- **GOAL OF THE EXERCISE**:
Give the number of lines that include the word "items", nothing more.

Dataset entries:
= = =

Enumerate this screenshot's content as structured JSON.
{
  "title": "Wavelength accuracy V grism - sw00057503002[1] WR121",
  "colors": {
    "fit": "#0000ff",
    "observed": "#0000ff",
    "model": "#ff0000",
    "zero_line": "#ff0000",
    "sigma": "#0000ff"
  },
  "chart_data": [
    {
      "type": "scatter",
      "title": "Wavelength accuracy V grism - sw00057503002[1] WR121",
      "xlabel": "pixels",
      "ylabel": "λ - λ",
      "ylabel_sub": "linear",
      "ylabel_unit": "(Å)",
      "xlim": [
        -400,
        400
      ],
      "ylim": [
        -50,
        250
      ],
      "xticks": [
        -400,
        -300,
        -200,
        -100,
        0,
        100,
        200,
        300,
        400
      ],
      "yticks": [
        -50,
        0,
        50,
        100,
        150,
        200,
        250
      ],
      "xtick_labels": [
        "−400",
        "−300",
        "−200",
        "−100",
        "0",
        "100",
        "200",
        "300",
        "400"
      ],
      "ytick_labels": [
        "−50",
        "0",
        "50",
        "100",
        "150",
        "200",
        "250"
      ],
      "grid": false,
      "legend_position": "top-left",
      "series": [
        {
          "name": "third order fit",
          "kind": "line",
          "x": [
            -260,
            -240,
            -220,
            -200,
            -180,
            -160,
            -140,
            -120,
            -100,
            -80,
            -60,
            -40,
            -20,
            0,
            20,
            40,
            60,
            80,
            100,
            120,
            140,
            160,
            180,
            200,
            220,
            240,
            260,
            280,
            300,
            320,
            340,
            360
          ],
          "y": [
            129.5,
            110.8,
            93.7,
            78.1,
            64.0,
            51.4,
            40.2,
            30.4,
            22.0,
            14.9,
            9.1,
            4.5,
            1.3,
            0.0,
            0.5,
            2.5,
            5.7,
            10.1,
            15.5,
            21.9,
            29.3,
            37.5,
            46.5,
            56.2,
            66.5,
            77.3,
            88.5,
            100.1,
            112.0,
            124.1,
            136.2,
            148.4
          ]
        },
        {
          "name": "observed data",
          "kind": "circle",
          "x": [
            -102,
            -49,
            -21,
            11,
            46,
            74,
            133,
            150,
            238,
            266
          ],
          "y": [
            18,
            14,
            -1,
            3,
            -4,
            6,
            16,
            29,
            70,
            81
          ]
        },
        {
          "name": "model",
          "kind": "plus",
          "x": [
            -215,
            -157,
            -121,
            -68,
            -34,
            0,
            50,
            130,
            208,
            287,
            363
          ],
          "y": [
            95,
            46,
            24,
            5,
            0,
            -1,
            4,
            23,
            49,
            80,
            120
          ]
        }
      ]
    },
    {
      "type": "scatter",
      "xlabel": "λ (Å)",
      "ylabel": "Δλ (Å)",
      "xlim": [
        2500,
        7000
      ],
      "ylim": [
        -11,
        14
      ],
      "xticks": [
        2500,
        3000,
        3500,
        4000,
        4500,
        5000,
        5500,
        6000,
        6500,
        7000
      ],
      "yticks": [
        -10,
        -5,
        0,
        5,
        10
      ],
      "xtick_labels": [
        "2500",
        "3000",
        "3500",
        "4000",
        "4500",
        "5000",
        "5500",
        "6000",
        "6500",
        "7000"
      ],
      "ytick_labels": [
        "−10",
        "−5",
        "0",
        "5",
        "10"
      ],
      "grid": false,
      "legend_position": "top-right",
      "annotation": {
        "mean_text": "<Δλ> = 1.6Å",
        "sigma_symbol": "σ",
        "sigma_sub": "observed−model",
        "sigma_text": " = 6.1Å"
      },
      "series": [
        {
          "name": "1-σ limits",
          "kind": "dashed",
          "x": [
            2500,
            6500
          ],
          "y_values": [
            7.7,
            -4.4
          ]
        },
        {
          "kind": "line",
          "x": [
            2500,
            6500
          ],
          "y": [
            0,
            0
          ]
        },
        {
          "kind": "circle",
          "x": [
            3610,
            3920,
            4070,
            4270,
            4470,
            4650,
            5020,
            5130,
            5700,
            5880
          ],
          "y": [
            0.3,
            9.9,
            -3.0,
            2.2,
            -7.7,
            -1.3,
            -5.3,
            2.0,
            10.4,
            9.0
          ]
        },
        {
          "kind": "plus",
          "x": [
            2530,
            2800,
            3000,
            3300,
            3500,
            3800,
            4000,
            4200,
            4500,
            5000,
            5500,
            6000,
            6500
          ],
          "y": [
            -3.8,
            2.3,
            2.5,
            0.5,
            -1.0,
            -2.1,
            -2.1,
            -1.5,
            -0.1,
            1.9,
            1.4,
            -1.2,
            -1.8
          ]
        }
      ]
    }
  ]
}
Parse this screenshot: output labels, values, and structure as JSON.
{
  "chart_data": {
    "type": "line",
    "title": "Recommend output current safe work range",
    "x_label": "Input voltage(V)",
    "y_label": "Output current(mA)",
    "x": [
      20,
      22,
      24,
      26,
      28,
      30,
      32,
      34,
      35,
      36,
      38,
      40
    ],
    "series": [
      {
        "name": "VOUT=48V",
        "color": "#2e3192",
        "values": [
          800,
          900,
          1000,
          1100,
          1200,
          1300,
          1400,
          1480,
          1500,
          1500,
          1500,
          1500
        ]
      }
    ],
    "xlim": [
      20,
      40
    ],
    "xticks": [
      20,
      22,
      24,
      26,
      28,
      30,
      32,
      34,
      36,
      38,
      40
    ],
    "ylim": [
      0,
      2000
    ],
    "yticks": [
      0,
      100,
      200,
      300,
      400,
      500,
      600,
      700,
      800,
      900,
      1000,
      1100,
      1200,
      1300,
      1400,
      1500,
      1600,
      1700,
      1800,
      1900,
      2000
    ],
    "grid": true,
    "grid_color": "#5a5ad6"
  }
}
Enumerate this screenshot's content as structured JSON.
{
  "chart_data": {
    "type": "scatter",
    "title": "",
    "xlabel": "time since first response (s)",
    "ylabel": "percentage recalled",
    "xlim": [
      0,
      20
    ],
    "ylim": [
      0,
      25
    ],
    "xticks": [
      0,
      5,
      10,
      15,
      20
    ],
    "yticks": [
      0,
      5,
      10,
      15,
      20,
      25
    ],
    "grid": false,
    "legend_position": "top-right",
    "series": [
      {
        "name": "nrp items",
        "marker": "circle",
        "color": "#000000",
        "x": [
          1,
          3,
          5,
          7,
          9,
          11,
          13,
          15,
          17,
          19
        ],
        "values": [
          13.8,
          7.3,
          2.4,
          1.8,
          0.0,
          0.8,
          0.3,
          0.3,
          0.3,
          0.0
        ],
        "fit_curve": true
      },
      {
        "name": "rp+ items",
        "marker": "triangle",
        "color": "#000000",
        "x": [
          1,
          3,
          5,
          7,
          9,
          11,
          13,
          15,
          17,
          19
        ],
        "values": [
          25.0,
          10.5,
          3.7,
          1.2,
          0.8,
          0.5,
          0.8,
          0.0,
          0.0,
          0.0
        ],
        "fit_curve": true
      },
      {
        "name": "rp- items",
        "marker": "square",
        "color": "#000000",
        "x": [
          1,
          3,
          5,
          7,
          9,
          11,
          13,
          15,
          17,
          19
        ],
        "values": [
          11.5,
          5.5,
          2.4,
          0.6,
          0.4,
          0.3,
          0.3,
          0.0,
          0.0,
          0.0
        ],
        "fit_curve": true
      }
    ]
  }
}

= = =

- **SOLUTION BELOW**:
3